> [WRITTEN EXERCISE]: Reproduce the records below in their entirety, character for character.

> [STORED DATA]:
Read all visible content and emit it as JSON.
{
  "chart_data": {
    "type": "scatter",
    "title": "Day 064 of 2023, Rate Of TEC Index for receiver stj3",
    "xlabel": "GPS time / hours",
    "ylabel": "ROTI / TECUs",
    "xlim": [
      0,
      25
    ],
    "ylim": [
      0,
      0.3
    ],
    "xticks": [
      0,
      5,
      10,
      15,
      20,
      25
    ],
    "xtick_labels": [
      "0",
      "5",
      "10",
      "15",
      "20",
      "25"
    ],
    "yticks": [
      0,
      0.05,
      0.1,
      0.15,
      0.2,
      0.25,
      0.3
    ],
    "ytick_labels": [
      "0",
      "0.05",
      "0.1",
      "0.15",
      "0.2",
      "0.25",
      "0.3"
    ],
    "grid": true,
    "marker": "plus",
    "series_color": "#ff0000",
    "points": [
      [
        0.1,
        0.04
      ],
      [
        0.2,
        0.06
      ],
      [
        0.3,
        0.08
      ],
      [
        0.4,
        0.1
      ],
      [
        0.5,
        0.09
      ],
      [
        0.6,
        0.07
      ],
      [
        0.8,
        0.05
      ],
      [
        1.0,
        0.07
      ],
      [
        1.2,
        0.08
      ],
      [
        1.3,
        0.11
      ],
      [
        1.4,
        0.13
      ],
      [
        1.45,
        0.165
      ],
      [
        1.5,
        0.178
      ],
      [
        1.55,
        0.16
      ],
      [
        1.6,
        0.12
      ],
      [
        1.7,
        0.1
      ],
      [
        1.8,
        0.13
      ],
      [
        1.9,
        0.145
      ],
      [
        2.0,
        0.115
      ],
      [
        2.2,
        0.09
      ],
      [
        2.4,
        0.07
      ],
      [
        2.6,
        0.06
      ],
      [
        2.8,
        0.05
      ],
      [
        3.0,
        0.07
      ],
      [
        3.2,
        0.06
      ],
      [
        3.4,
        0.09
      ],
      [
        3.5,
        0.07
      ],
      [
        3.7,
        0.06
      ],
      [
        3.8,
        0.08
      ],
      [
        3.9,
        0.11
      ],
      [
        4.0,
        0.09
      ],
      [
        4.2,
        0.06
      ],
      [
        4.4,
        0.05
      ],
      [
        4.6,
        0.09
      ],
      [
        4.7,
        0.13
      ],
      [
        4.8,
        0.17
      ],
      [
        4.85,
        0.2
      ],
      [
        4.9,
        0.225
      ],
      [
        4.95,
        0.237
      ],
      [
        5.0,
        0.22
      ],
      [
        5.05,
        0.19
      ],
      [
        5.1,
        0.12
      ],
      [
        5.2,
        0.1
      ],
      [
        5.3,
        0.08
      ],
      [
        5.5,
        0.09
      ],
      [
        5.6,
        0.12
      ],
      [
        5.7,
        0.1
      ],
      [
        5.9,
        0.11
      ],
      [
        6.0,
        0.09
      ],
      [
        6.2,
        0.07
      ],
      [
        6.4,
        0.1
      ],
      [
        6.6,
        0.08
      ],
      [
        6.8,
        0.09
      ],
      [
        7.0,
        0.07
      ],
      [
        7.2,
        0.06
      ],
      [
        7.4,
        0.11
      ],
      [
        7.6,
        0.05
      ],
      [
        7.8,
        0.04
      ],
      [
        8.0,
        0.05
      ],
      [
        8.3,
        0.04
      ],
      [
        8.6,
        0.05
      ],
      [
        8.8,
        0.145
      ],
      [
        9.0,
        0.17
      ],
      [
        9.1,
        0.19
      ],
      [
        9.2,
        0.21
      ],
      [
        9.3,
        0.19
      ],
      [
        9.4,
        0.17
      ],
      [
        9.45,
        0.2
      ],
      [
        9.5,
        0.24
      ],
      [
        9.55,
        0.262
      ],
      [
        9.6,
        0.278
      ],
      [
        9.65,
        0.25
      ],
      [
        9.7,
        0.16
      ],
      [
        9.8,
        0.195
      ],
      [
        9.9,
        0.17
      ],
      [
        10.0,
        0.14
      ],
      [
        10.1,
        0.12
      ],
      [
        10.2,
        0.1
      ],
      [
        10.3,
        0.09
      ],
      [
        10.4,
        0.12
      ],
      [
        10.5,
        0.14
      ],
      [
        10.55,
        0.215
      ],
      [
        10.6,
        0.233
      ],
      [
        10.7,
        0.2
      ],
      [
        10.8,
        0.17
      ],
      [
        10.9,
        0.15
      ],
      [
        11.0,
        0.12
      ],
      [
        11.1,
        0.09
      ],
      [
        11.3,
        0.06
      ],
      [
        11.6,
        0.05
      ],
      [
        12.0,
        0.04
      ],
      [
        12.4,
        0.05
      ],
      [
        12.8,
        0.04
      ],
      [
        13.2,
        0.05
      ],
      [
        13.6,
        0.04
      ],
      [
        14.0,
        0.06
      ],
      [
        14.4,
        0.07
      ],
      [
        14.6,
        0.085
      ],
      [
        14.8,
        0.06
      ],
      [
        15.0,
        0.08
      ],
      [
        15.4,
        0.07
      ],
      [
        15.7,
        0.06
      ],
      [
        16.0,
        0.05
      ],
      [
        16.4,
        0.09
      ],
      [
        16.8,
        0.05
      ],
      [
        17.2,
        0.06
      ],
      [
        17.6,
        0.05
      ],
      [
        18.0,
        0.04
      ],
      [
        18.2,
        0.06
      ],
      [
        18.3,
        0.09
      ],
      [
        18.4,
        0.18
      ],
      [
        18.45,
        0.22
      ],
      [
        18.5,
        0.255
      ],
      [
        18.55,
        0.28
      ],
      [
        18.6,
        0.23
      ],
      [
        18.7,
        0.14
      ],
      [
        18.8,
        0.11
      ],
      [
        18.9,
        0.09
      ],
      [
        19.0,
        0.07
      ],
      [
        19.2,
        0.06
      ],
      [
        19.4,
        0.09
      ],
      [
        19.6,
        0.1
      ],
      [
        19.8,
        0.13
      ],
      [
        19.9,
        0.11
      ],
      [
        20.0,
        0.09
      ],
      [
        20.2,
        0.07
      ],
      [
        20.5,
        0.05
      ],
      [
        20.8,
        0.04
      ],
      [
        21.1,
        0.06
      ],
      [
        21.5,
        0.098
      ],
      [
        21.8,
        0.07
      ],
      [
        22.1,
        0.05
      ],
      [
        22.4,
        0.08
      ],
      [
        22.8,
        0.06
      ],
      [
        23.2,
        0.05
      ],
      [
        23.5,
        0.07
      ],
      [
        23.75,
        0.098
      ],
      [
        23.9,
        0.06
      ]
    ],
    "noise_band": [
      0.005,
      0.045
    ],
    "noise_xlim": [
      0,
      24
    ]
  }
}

> [FINAL RESULT]:
Read all visible content and emit it as JSON.
{
  "chart_data": {
    "type": "scatter",
    "title": "Day 064 of 2023, Rate Of TEC Index for receiver stj3",
    "xlabel": "GPS time / hours",
    "ylabel": "ROTI / TECUs",
    "xlim": [
      0,
      25
    ],
    "ylim": [
      0,
      0.3
    ],
    "xticks": [
      0,
      5,
      10,
      15,
      20,
      25
    ],
    "xtick_labels": [
      "0",
      "5",
      "10",
      "15",
      "20",
      "25"
    ],
    "yticks": [
      0,
      0.05,
      0.1,
      0.15,
      0.2,
      0.25,
      0.3
    ],
    "ytick_labels": [
      "0",
      "0.05",
      "0.1",
      "0.15",
      "0.2",
      "0.25",
      "0.3"
    ],
    "grid": true,
    "marker": "plus",
    "series_color": "#ff0000",
    "points": [
      [
        0.1,
        0.04
      ],
      [
        0.2,
        0.06
      ],
      [
        0.3,
        0.08
      ],
      [
        0.4,
        0.1
      ],
      [
        0.5,
        0.09
      ],
      [
        0.6,
        0.07
      ],
      [
        0.8,
        0.05
      ],
      [
        1.0,
        0.07
      ],
      [
        1.2,
        0.08
      ],
      [
        1.3,
        0.11
      ],
      [
        1.4,
        0.13
      ],
      [
        1.45,
        0.165
      ],
      [
        1.5,
        0.178
      ],
      [
        1.55,
        0.16
      ],
      [
        1.6,
        0.12
      ],
      [
        1.7,
        0.1
      ],
      [
        1.8,
        0.13
      ],
      [
        1.9,
        0.145
      ],
      [
        2.0,
        0.115
      ],
      [
        2.2,
        0.09
      ],
      [
        2.4,
        0.07
      ],
      [
        2.6,
        0.06
      ],
      [
        2.8,
        0.05
      ],
      [
        3.0,
        0.07
      ],
      [
        3.2,
        0.06
      ],
      [
        3.4,
        0.09
      ],
      [
        3.5,
        0.07
      ],
      [
        3.7,
        0.06
      ],
      [
        3.8,
        0.08
      ],
      [
        3.9,
        0.11
      ],
      [
        4.0,
        0.09
      ],
      [
        4.2,
        0.06
      ],
      [
        4.4,
        0.05
      ],
      [
        4.6,
        0.09
      ],
      [
        4.7,
        0.13
      ],
      [
        4.8,
        0.17
      ],
      [
        4.85,
        0.2
      ],
      [
        4.9,
        0.225
      ],
      [
        4.95,
        0.237
      ],
      [
        5.0,
        0.22
      ],
      [
        5.05,
        0.19
      ],
      [
        5.1,
        0.12
      ],
      [
        5.2,
        0.1
      ],
      [
        5.3,
        0.08
      ],
      [
        5.5,
        0.09
      ],
      [
        5.6,
        0.12
      ],
      [
        5.7,
        0.1
      ],
      [
        5.9,
        0.11
      ],
      [
        6.0,
        0.09
      ],
      [
        6.2,
        0.07
      ],
      [
        6.4,
        0.1
      ],
      [
        6.6,
        0.08
      ],
      [
        6.8,
        0.09
      ],
      [
        7.0,
        0.07
      ],
      [
        7.2,
        0.06
      ],
      [
        7.4,
        0.11
      ],
      [
        7.6,
        0.05
      ],
      [
        7.8,
        0.04
      ],
      [
        8.0,
        0.05
      ],
      [
        8.3,
        0.04
      ],
      [
        8.6,
        0.05
      ],
      [
        8.8,
        0.145
      ],
      [
        9.0,
        0.17
      ],
      [
        9.1,
        0.19
      ],
      [
        9.2,
        0.21
      ],
      [
        9.3,
        0.19
      ],
      [
        9.4,
        0.17
      ],
      [
        9.45,
        0.2
      ],
      [
        9.5,
        0.24
      ],
      [
        9.55,
        0.262
      ],
      [
        9.6,
        0.278
      ],
      [
        9.65,
        0.25
      ],
      [
        9.7,
        0.16
      ],
      [
        9.8,
        0.195
      ],
      [
        9.9,
        0.17
      ],
      [
        10.0,
        0.14
      ],
      [
        10.1,
        0.12
      ],
      [
        10.2,
        0.1
      ],
      [
        10.3,
        0.09
      ],
      [
        10.4,
        0.12
      ],
      [
        10.5,
        0.14
      ],
      [
        10.55,
        0.215
      ],
      [
        10.6,
        0.233
      ],
      [
        10.7,
        0.2
      ],
      [
        10.8,
        0.17
      ],
      [
        10.9,
        0.15
      ],
      [
        11.0,
        0.12
      ],
      [
        11.1,
        0.09
      ],
      [
        11.3,
        0.06
      ],
      [
        11.6,
        0.05
      ],
      [
        12.0,
        0.04
      ],
      [
        12.4,
        0.05
      ],
      [
        12.8,
        0.04
      ],
      [
        13.2,
        0.05
      ],
      [
        13.6,
        0.04
      ],
      [
        14.0,
        0.06
      ],
      [
        14.4,
        0.07
      ],
      [
        14.6,
        0.085
      ],
      [
        14.8,
        0.06
      ],
      [
        15.0,
        0.08
      ],
      [
        15.4,
        0.07
      ],
      [
        15.7,
        0.06
      ],
      [
        16.0,
        0.05
      ],
      [
        16.4,
        0.09
      ],
      [
        16.8,
        0.05
      ],
      [
        17.2,
        0.06
      ],
      [
        17.6,
        0.05
      ],
      [
        18.0,
        0.04
      ],
      [
        18.2,
        0.06
      ],
      [
        18.3,
        0.09
      ],
      [
        18.4,
        0.18
      ],
      [
        18.45,
        0.22
      ],
      [
        18.5,
        0.255
      ],
      [
        18.55,
        0.28
      ],
      [
        18.6,
        0.23
      ],
      [
        18.7,
        0.14
      ],
      [
        18.8,
        0.11
      ],
      [
        18.9,
        0.09
      ],
      [
        19.0,
        0.07
      ],
      [
        19.2,
        0.06
      ],
      [
        19.4,
        0.09
      ],
      [
        19.6,
        0.1
      ],
      [
        19.8,
        0.13
      ],
      [
        19.9,
        0.11
      ],
      [
        20.0,
        0.09
      ],
      [
        20.2,
        0.07
      ],
      [
        20.5,
        0.05
      ],
      [
        20.8,
        0.04
      ],
      [
        21.1,
        0.06
      ],
      [
        21.5,
        0.098
      ],
      [
        21.8,
        0.07
      ],
      [
        22.1,
        0.05
      ],
      [
        22.4,
        0.08
      ],
      [
        22.8,
        0.06
      ],
      [
        23.2,
        0.05
      ],
      [
        23.5,
        0.07
      ],
      [
        23.75,
        0.098
      ],
      [
        23.9,
        0.06
      ]
    ],
    "noise_band": [
      0.005,
      0.045
    ],
    "noise_xlim": [
      0,
      24
    ]
  }
}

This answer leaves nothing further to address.